TASK TO COMPLETE: Omit all pictures. Copy the rest of the material exactly.

— Start DATA SHOWN —

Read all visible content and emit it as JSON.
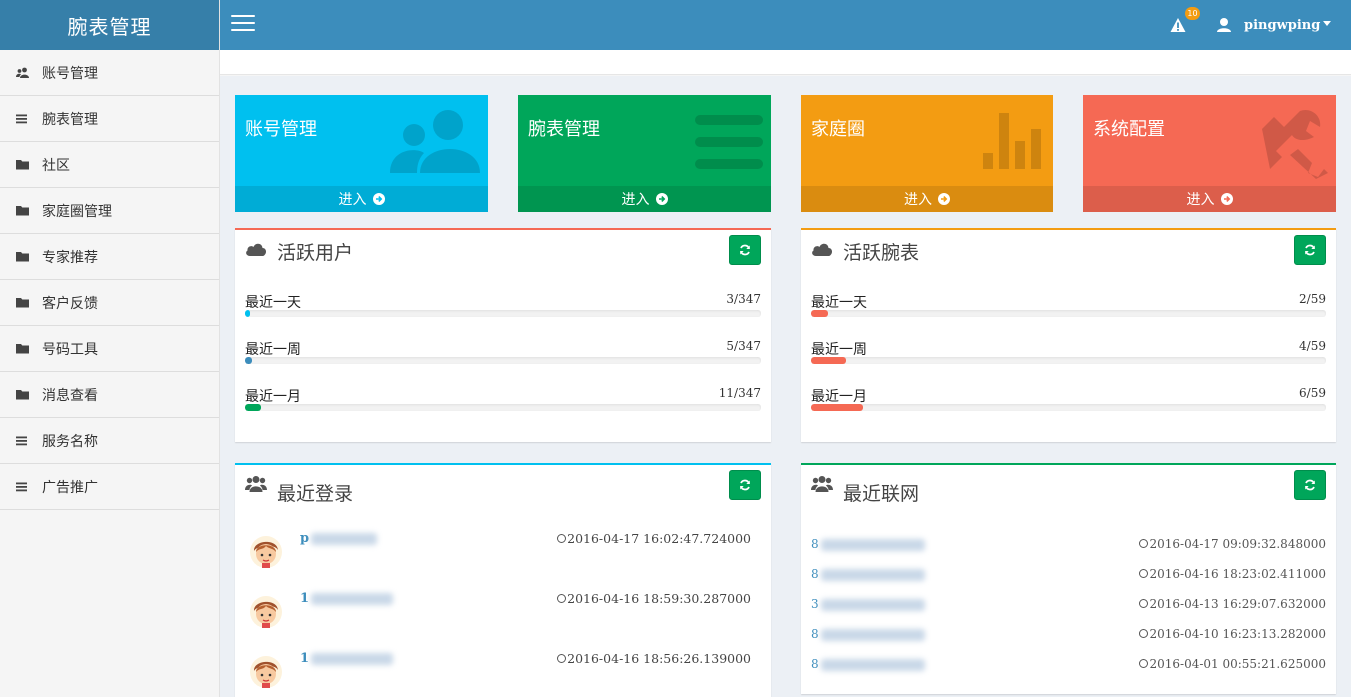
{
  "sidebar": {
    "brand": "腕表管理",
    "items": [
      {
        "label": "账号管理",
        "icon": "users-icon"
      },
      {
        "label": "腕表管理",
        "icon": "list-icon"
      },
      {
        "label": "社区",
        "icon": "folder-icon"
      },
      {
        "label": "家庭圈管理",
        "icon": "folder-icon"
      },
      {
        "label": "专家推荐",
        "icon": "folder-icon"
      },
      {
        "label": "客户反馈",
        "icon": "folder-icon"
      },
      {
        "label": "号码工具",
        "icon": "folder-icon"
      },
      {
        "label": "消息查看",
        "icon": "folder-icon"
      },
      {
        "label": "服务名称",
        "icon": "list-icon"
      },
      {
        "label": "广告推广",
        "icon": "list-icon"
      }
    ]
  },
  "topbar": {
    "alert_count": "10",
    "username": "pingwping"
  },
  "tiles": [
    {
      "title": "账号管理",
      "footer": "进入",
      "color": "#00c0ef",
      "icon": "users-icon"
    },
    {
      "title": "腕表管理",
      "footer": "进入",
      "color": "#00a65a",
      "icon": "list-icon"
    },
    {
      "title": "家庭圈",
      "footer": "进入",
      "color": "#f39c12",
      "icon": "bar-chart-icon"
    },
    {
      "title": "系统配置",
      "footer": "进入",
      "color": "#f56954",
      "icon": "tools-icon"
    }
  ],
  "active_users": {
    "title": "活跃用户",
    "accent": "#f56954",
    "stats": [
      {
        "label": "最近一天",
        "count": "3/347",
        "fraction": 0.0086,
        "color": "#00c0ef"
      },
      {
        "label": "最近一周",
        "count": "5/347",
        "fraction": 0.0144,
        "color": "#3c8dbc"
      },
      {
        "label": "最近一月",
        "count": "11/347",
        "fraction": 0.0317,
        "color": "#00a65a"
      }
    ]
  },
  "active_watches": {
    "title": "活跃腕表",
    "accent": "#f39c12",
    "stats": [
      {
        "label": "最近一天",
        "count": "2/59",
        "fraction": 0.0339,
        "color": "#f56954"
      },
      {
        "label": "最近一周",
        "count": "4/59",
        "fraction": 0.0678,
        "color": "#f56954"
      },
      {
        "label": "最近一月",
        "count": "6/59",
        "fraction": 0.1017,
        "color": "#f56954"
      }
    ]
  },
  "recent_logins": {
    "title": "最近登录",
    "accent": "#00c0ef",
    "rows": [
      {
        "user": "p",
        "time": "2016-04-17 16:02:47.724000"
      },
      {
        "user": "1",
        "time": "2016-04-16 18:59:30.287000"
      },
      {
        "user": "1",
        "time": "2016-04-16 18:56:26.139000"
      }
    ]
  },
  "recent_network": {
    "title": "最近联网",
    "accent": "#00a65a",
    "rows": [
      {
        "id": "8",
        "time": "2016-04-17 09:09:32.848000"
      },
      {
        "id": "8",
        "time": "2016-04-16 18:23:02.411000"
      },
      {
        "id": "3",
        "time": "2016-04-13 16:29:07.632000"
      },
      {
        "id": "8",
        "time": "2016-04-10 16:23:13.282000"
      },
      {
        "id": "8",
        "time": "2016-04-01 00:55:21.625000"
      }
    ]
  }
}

— End DATA SHOWN —

RESULT OF THIS TASK:
Read all visible content and emit it as JSON.
{
  "sidebar": {
    "brand": "腕表管理",
    "items": [
      {
        "label": "账号管理",
        "icon": "users-icon"
      },
      {
        "label": "腕表管理",
        "icon": "list-icon"
      },
      {
        "label": "社区",
        "icon": "folder-icon"
      },
      {
        "label": "家庭圈管理",
        "icon": "folder-icon"
      },
      {
        "label": "专家推荐",
        "icon": "folder-icon"
      },
      {
        "label": "客户反馈",
        "icon": "folder-icon"
      },
      {
        "label": "号码工具",
        "icon": "folder-icon"
      },
      {
        "label": "消息查看",
        "icon": "folder-icon"
      },
      {
        "label": "服务名称",
        "icon": "list-icon"
      },
      {
        "label": "广告推广",
        "icon": "list-icon"
      }
    ]
  },
  "topbar": {
    "alert_count": "10",
    "username": "pingwping"
  },
  "tiles": [
    {
      "title": "账号管理",
      "footer": "进入",
      "color": "#00c0ef",
      "icon": "users-icon"
    },
    {
      "title": "腕表管理",
      "footer": "进入",
      "color": "#00a65a",
      "icon": "list-icon"
    },
    {
      "title": "家庭圈",
      "footer": "进入",
      "color": "#f39c12",
      "icon": "bar-chart-icon"
    },
    {
      "title": "系统配置",
      "footer": "进入",
      "color": "#f56954",
      "icon": "tools-icon"
    }
  ],
  "active_users": {
    "title": "活跃用户",
    "accent": "#f56954",
    "stats": [
      {
        "label": "最近一天",
        "count": "3/347",
        "fraction": 0.0086,
        "color": "#00c0ef"
      },
      {
        "label": "最近一周",
        "count": "5/347",
        "fraction": 0.0144,
        "color": "#3c8dbc"
      },
      {
        "label": "最近一月",
        "count": "11/347",
        "fraction": 0.0317,
        "color": "#00a65a"
      }
    ]
  },
  "active_watches": {
    "title": "活跃腕表",
    "accent": "#f39c12",
    "stats": [
      {
        "label": "最近一天",
        "count": "2/59",
        "fraction": 0.0339,
        "color": "#f56954"
      },
      {
        "label": "最近一周",
        "count": "4/59",
        "fraction": 0.0678,
        "color": "#f56954"
      },
      {
        "label": "最近一月",
        "count": "6/59",
        "fraction": 0.1017,
        "color": "#f56954"
      }
    ]
  },
  "recent_logins": {
    "title": "最近登录",
    "accent": "#00c0ef",
    "rows": [
      {
        "user": "p",
        "time": "2016-04-17 16:02:47.724000"
      },
      {
        "user": "1",
        "time": "2016-04-16 18:59:30.287000"
      },
      {
        "user": "1",
        "time": "2016-04-16 18:56:26.139000"
      }
    ]
  },
  "recent_network": {
    "title": "最近联网",
    "accent": "#00a65a",
    "rows": [
      {
        "id": "8",
        "time": "2016-04-17 09:09:32.848000"
      },
      {
        "id": "8",
        "time": "2016-04-16 18:23:02.411000"
      },
      {
        "id": "3",
        "time": "2016-04-13 16:29:07.632000"
      },
      {
        "id": "8",
        "time": "2016-04-10 16:23:13.282000"
      },
      {
        "id": "8",
        "time": "2016-04-01 00:55:21.625000"
      }
    ]
  }
}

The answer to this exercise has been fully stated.